**Exercise instructions**
Drop the pictures, then extract the listing word for word.

***** Records for this task *****

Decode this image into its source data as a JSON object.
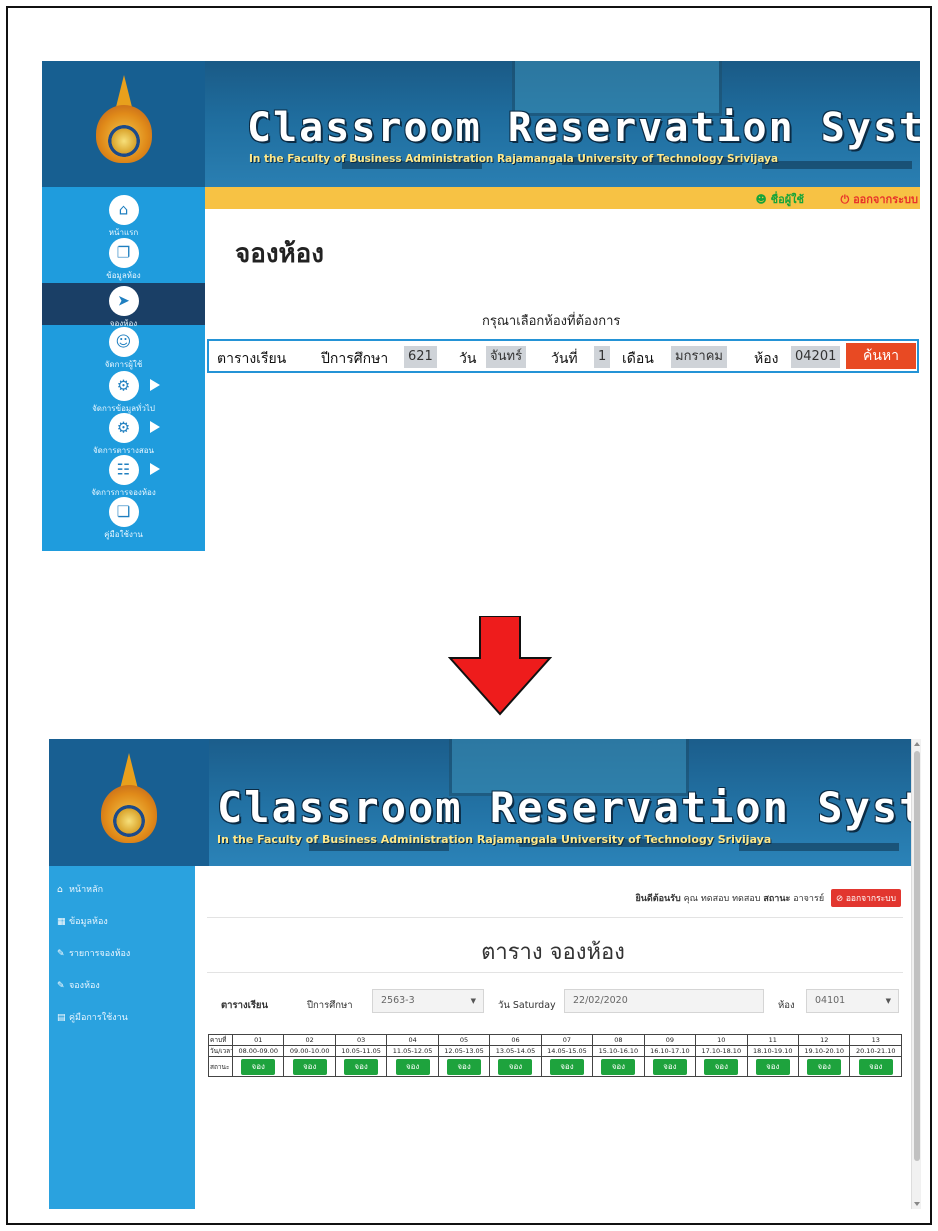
{
  "screen1": {
    "title": "Classroom Reservation System",
    "subtitle": "In the Faculty of Business Administration Rajamangala University of Technology Srivijaya",
    "sidebar": [
      {
        "label": "หน้าแรก",
        "icon": "home-icon",
        "glyph": "⌂"
      },
      {
        "label": "ข้อมูลห้อง",
        "icon": "documents-icon",
        "glyph": "❐"
      },
      {
        "label": "จองห้อง",
        "icon": "cursor-icon",
        "glyph": "➤"
      },
      {
        "label": "จัดการผู้ใช้",
        "icon": "user-gear-icon",
        "glyph": "☺"
      },
      {
        "label": "จัดการข้อมูลทั่วไป",
        "icon": "chart-gear-icon",
        "glyph": "⚙"
      },
      {
        "label": "จัดการตารางสอน",
        "icon": "schedule-gear-icon",
        "glyph": "⚙"
      },
      {
        "label": "จัดการการจองห้อง",
        "icon": "sitemap-icon",
        "glyph": "☷"
      },
      {
        "label": "คู่มือใช้งาน",
        "icon": "book-icon",
        "glyph": "❏"
      }
    ],
    "topbar": {
      "user": "ชื่อผู้ใช้",
      "logout": "ออกจากระบบ"
    },
    "heading": "จองห้อง",
    "prompt": "กรุณาเลือกห้องที่ต้องการ",
    "form": {
      "schedule_label": "ตารางเรียน",
      "year_label": "ปีการศึกษา",
      "year_value": "621",
      "day_label": "วัน",
      "day_value": "จันทร์",
      "date_label": "วันที่",
      "date_value": "1",
      "month_label": "เดือน",
      "month_value": "มกราคม",
      "room_label": "ห้อง",
      "room_value": "04201",
      "search_button": "ค้นหา"
    }
  },
  "screen2": {
    "title": "Classroom Reservation System",
    "subtitle": "In the Faculty of Business Administration Rajamangala University of Technology Srivijaya",
    "sidebar": [
      {
        "label": "หน้าหลัก",
        "icon": "home-icon",
        "glyph": "⌂"
      },
      {
        "label": "ข้อมูลห้อง",
        "icon": "table-icon",
        "glyph": "▦"
      },
      {
        "label": "รายการจองห้อง",
        "icon": "pencil-icon",
        "glyph": "✎"
      },
      {
        "label": "จองห้อง",
        "icon": "pencil-icon",
        "glyph": "✎"
      },
      {
        "label": "คู่มือการใช้งาน",
        "icon": "file-icon",
        "glyph": "▤"
      }
    ],
    "welcome": {
      "greeting": "ยินดีต้อนรับ",
      "user": "คุณ ทดสอบ ทดสอบ",
      "status_label": "สถานะ",
      "status_value": "อาจารย์",
      "logout": "ออกจากระบบ"
    },
    "heading": "ตาราง จองห้อง",
    "form": {
      "schedule_label": "ตารางเรียน",
      "year_label": "ปีการศึกษา",
      "year_value": "2563-3",
      "day_label": "วัน Saturday",
      "date_value": "22/02/2020",
      "room_label": "ห้อง",
      "room_value": "04101"
    },
    "table": {
      "row_labels": [
        "คาบที่",
        "วัน/เวลา",
        "สถานะ"
      ],
      "periods": [
        "01",
        "02",
        "03",
        "04",
        "05",
        "06",
        "07",
        "08",
        "09",
        "10",
        "11",
        "12",
        "13"
      ],
      "times": [
        "08.00-09.00",
        "09.00-10.00",
        "10.05-11.05",
        "11.05-12.05",
        "12.05-13.05",
        "13.05-14.05",
        "14.05-15.05",
        "15.10-16.10",
        "16.10-17.10",
        "17.10-18.10",
        "18.10-19.10",
        "19.10-20.10",
        "20.10-21.10"
      ],
      "book_label": "จอง"
    }
  },
  "colors": {
    "banner": "#1f6d9e",
    "sidebar1": "#1f9cdd",
    "topbar1": "#f7c244",
    "search_button": "#e84a23",
    "sidebar2": "#2aa2df",
    "book_button": "#1ea33d",
    "logout_button": "#e2362f",
    "arrow": "#ee1c1c"
  }
}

*****

**Solution below**
Decode this image into its source data as a JSON object.
{
  "screen1": {
    "title": "Classroom Reservation System",
    "subtitle": "In the Faculty of Business Administration Rajamangala University of Technology Srivijaya",
    "sidebar": [
      {
        "label": "หน้าแรก",
        "icon": "home-icon",
        "glyph": "⌂"
      },
      {
        "label": "ข้อมูลห้อง",
        "icon": "documents-icon",
        "glyph": "❐"
      },
      {
        "label": "จองห้อง",
        "icon": "cursor-icon",
        "glyph": "➤"
      },
      {
        "label": "จัดการผู้ใช้",
        "icon": "user-gear-icon",
        "glyph": "☺"
      },
      {
        "label": "จัดการข้อมูลทั่วไป",
        "icon": "chart-gear-icon",
        "glyph": "⚙"
      },
      {
        "label": "จัดการตารางสอน",
        "icon": "schedule-gear-icon",
        "glyph": "⚙"
      },
      {
        "label": "จัดการการจองห้อง",
        "icon": "sitemap-icon",
        "glyph": "☷"
      },
      {
        "label": "คู่มือใช้งาน",
        "icon": "book-icon",
        "glyph": "❏"
      }
    ],
    "topbar": {
      "user": "ชื่อผู้ใช้",
      "logout": "ออกจากระบบ"
    },
    "heading": "จองห้อง",
    "prompt": "กรุณาเลือกห้องที่ต้องการ",
    "form": {
      "schedule_label": "ตารางเรียน",
      "year_label": "ปีการศึกษา",
      "year_value": "621",
      "day_label": "วัน",
      "day_value": "จันทร์",
      "date_label": "วันที่",
      "date_value": "1",
      "month_label": "เดือน",
      "month_value": "มกราคม",
      "room_label": "ห้อง",
      "room_value": "04201",
      "search_button": "ค้นหา"
    }
  },
  "screen2": {
    "title": "Classroom Reservation System",
    "subtitle": "In the Faculty of Business Administration Rajamangala University of Technology Srivijaya",
    "sidebar": [
      {
        "label": "หน้าหลัก",
        "icon": "home-icon",
        "glyph": "⌂"
      },
      {
        "label": "ข้อมูลห้อง",
        "icon": "table-icon",
        "glyph": "▦"
      },
      {
        "label": "รายการจองห้อง",
        "icon": "pencil-icon",
        "glyph": "✎"
      },
      {
        "label": "จองห้อง",
        "icon": "pencil-icon",
        "glyph": "✎"
      },
      {
        "label": "คู่มือการใช้งาน",
        "icon": "file-icon",
        "glyph": "▤"
      }
    ],
    "welcome": {
      "greeting": "ยินดีต้อนรับ",
      "user": "คุณ ทดสอบ ทดสอบ",
      "status_label": "สถานะ",
      "status_value": "อาจารย์",
      "logout": "ออกจากระบบ"
    },
    "heading": "ตาราง จองห้อง",
    "form": {
      "schedule_label": "ตารางเรียน",
      "year_label": "ปีการศึกษา",
      "year_value": "2563-3",
      "day_label": "วัน Saturday",
      "date_value": "22/02/2020",
      "room_label": "ห้อง",
      "room_value": "04101"
    },
    "table": {
      "row_labels": [
        "คาบที่",
        "วัน/เวลา",
        "สถานะ"
      ],
      "periods": [
        "01",
        "02",
        "03",
        "04",
        "05",
        "06",
        "07",
        "08",
        "09",
        "10",
        "11",
        "12",
        "13"
      ],
      "times": [
        "08.00-09.00",
        "09.00-10.00",
        "10.05-11.05",
        "11.05-12.05",
        "12.05-13.05",
        "13.05-14.05",
        "14.05-15.05",
        "15.10-16.10",
        "16.10-17.10",
        "17.10-18.10",
        "18.10-19.10",
        "19.10-20.10",
        "20.10-21.10"
      ],
      "book_label": "จอง"
    }
  },
  "colors": {
    "banner": "#1f6d9e",
    "sidebar1": "#1f9cdd",
    "topbar1": "#f7c244",
    "search_button": "#e84a23",
    "sidebar2": "#2aa2df",
    "book_button": "#1ea33d",
    "logout_button": "#e2362f",
    "arrow": "#ee1c1c"
  }
}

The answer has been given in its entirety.